→ What to produce
Rewrite the records below, substituting "经管学院" for every instance of "经济与管理学院" and leaving the rest unchanged.

→ Data rows
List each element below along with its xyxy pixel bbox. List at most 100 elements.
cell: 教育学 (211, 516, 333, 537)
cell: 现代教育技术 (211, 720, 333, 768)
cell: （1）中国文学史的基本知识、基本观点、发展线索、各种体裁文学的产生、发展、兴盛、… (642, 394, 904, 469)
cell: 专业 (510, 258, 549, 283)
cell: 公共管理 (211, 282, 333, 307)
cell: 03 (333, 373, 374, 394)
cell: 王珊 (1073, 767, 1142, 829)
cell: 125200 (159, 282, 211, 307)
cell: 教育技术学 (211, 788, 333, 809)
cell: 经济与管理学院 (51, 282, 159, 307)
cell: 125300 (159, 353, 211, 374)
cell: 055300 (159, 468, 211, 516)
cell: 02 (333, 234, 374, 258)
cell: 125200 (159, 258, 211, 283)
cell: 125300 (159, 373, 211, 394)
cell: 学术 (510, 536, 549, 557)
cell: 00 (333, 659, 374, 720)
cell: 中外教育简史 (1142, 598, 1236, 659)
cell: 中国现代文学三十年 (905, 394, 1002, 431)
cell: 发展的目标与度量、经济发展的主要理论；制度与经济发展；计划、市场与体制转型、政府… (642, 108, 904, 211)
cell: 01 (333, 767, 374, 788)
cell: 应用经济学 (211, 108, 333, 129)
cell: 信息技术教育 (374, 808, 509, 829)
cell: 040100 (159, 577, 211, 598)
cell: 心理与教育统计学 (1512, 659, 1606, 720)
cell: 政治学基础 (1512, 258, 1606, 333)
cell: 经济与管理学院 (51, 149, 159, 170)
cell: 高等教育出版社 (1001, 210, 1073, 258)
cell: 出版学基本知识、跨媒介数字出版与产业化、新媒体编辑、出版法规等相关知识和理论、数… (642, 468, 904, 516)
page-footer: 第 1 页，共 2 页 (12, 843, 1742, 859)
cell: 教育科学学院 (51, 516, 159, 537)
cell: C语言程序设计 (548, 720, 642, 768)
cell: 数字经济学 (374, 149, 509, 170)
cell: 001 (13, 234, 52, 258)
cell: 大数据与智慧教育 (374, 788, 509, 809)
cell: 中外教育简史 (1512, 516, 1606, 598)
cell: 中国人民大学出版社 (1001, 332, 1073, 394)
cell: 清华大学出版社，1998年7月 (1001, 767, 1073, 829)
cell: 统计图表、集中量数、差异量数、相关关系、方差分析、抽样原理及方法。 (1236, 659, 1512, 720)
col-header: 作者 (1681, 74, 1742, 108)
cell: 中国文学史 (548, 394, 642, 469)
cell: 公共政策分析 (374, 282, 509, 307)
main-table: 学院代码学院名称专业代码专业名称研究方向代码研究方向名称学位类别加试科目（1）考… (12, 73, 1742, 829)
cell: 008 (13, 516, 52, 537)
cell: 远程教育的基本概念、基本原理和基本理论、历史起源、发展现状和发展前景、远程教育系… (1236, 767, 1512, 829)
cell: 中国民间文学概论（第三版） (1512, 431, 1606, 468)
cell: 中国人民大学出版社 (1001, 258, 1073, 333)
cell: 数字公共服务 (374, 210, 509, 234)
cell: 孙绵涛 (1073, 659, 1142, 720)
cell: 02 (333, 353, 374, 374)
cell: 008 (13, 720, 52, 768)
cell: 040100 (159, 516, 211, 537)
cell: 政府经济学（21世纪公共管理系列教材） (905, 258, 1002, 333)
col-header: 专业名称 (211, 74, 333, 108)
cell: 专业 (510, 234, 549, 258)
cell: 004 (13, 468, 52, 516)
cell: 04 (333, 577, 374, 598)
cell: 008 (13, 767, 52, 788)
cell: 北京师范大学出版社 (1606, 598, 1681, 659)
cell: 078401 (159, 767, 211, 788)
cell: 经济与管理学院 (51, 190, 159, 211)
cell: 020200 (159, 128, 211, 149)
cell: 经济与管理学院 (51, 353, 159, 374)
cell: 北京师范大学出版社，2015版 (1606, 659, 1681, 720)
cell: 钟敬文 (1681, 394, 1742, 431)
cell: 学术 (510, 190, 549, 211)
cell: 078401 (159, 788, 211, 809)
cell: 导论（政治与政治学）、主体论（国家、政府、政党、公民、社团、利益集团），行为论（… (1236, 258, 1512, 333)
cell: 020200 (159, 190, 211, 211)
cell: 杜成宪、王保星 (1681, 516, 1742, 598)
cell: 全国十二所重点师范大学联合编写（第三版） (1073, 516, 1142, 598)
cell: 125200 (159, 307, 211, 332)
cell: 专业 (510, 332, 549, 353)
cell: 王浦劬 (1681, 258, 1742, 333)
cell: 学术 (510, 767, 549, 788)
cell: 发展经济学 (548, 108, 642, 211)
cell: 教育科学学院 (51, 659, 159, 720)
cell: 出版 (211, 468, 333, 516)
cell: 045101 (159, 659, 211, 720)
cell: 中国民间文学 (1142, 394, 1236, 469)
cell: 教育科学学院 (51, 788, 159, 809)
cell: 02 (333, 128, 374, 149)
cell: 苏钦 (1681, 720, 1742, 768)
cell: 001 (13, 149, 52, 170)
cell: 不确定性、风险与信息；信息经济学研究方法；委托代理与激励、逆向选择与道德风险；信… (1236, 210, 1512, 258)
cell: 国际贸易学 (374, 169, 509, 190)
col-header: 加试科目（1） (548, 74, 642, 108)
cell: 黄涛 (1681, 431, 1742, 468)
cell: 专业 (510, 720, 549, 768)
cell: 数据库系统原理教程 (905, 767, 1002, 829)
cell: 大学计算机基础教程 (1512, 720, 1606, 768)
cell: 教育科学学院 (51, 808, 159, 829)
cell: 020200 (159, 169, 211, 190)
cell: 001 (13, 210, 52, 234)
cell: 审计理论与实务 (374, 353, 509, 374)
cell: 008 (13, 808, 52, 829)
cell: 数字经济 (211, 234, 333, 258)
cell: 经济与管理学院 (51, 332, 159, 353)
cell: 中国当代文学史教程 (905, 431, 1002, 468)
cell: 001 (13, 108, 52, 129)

→ Output for this task
List each element below along with its xyxy pixel bbox. List at most 100 elements.
cell: 教育学 (211, 516, 333, 537)
cell: 现代教育技术 (211, 720, 333, 768)
cell: （1）中国文学史的基本知识、基本观点、发展线索、各种体裁文学的产生、发展、兴盛、… (642, 394, 904, 469)
cell: 专业 (510, 258, 549, 283)
cell: 公共管理 (211, 282, 333, 307)
cell: 03 (333, 373, 374, 394)
cell: 王珊 (1073, 767, 1142, 829)
cell: 125200 (159, 282, 211, 307)
cell: 教育技术学 (211, 788, 333, 809)
cell: 经管学院 (51, 282, 159, 307)
cell: 125300 (159, 353, 211, 374)
cell: 055300 (159, 468, 211, 516)
cell: 02 (333, 234, 374, 258)
cell: 125200 (159, 258, 211, 283)
cell: 125300 (159, 373, 211, 394)
cell: 学术 (510, 536, 549, 557)
cell: 00 (333, 659, 374, 720)
cell: 中外教育简史 (1142, 598, 1236, 659)
cell: 中国现代文学三十年 (905, 394, 1002, 431)
cell: 发展的目标与度量、经济发展的主要理论；制度与经济发展；计划、市场与体制转型、政府… (642, 108, 904, 211)
cell: 01 (333, 767, 374, 788)
cell: 应用经济学 (211, 108, 333, 129)
cell: 信息技术教育 (374, 808, 509, 829)
cell: 040100 (159, 577, 211, 598)
cell: 心理与教育统计学 (1512, 659, 1606, 720)
cell: 政治学基础 (1512, 258, 1606, 333)
cell: 经管学院 (51, 149, 159, 170)
cell: 高等教育出版社 (1001, 210, 1073, 258)
cell: 出版学基本知识、跨媒介数字出版与产业化、新媒体编辑、出版法规等相关知识和理论、数… (642, 468, 904, 516)
page-footer: 第 1 页，共 2 页 (12, 843, 1742, 859)
cell: 教育科学学院 (51, 516, 159, 537)
cell: C语言程序设计 (548, 720, 642, 768)
cell: 数字经济学 (374, 149, 509, 170)
cell: 001 (13, 234, 52, 258)
cell: 大数据与智慧教育 (374, 788, 509, 809)
cell: 中外教育简史 (1512, 516, 1606, 598)
cell: 中国人民大学出版社 (1001, 332, 1073, 394)
cell: 清华大学出版社，1998年7月 (1001, 767, 1073, 829)
cell: 统计图表、集中量数、差异量数、相关关系、方差分析、抽样原理及方法。 (1236, 659, 1512, 720)
col-header: 作者 (1681, 74, 1742, 108)
cell: 中国文学史 (548, 394, 642, 469)
cell: 公共政策分析 (374, 282, 509, 307)
main-table: 学院代码学院名称专业代码专业名称研究方向代码研究方向名称学位类别加试科目（1）考… (12, 73, 1742, 829)
cell: 008 (13, 516, 52, 537)
cell: 远程教育的基本概念、基本原理和基本理论、历史起源、发展现状和发展前景、远程教育系… (1236, 767, 1512, 829)
cell: 中国民间文学概论（第三版） (1512, 431, 1606, 468)
cell: 中国人民大学出版社 (1001, 258, 1073, 333)
cell: 数字公共服务 (374, 210, 509, 234)
cell: 孙绵涛 (1073, 659, 1142, 720)
cell: 02 (333, 353, 374, 374)
cell: 008 (13, 720, 52, 768)
cell: 040100 (159, 516, 211, 537)
cell: 政府经济学（21世纪公共管理系列教材） (905, 258, 1002, 333)
col-header: 专业名称 (211, 74, 333, 108)
cell: 专业 (510, 234, 549, 258)
cell: 004 (13, 468, 52, 516)
cell: 04 (333, 577, 374, 598)
cell: 008 (13, 767, 52, 788)
cell: 北京师范大学出版社 (1606, 598, 1681, 659)
cell: 078401 (159, 767, 211, 788)
cell: 经管学院 (51, 190, 159, 211)
cell: 020200 (159, 128, 211, 149)
cell: 经管学院 (51, 353, 159, 374)
cell: 北京师范大学出版社，2015版 (1606, 659, 1681, 720)
cell: 钟敬文 (1681, 394, 1742, 431)
cell: 学术 (510, 190, 549, 211)
cell: 078401 (159, 788, 211, 809)
cell: 导论（政治与政治学）、主体论（国家、政府、政党、公民、社团、利益集团），行为论（… (1236, 258, 1512, 333)
cell: 020200 (159, 190, 211, 211)
cell: 杜成宪、王保星 (1681, 516, 1742, 598)
cell: 全国十二所重点师范大学联合编写（第三版） (1073, 516, 1142, 598)
cell: 125200 (159, 307, 211, 332)
cell: 专业 (510, 332, 549, 353)
cell: 王浦劬 (1681, 258, 1742, 333)
cell: 学术 (510, 767, 549, 788)
cell: 发展经济学 (548, 108, 642, 211)
cell: 教育科学学院 (51, 659, 159, 720)
cell: 出版 (211, 468, 333, 516)
cell: 045101 (159, 659, 211, 720)
cell: 中国民间文学 (1142, 394, 1236, 469)
cell: 教育科学学院 (51, 788, 159, 809)
cell: 02 (333, 128, 374, 149)
cell: 苏钦 (1681, 720, 1742, 768)
cell: 001 (13, 149, 52, 170)
cell: 不确定性、风险与信息；信息经济学研究方法；委托代理与激励、逆向选择与道德风险；信… (1236, 210, 1512, 258)
cell: 国际贸易学 (374, 169, 509, 190)
col-header: 加试科目（1） (548, 74, 642, 108)
cell: 黄涛 (1681, 431, 1742, 468)
cell: 专业 (510, 720, 549, 768)
cell: 数据库系统原理教程 (905, 767, 1002, 829)
cell: 大学计算机基础教程 (1512, 720, 1606, 768)
cell: 教育科学学院 (51, 808, 159, 829)
cell: 020200 (159, 169, 211, 190)
cell: 001 (13, 210, 52, 234)
cell: 审计理论与实务 (374, 353, 509, 374)
cell: 008 (13, 808, 52, 829)
cell: 数字经济 (211, 234, 333, 258)
cell: 经管学院 (51, 332, 159, 353)
cell: 中国当代文学史教程 (905, 431, 1002, 468)
cell: 001 (13, 108, 52, 129)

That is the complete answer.